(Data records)
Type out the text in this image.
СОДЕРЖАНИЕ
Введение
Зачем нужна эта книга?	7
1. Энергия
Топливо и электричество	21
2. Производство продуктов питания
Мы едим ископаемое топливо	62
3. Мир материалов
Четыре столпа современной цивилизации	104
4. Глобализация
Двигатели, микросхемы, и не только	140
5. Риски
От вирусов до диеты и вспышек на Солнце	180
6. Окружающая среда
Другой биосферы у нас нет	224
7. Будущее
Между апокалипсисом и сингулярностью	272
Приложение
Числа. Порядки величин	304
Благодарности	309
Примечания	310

§ TASK DESCRIPTION
Every entry should be printed again exactly as written.

§ RESPONSE FOR THIS EXERCISE
Type out the text in this image.
СОДЕРЖАНИЕ
Введение
Зачем нужна эта книга?	7
1. Энергия
Топливо и электричество	21
2. Производство продуктов питания
Мы едим ископаемое топливо	62
3. Мир материалов
Четыре столпа современной цивилизации	104
4. Глобализация
Двигатели, микросхемы, и не только	140
5. Риски
От вирусов до диеты и вспышек на Солнце	180
6. Окружающая среда
Другой биосферы у нас нет	224
7. Будущее
Между апокалипсисом и сингулярностью	272
Приложение
Числа. Порядки величин	304
Благодарности	309
Примечания	310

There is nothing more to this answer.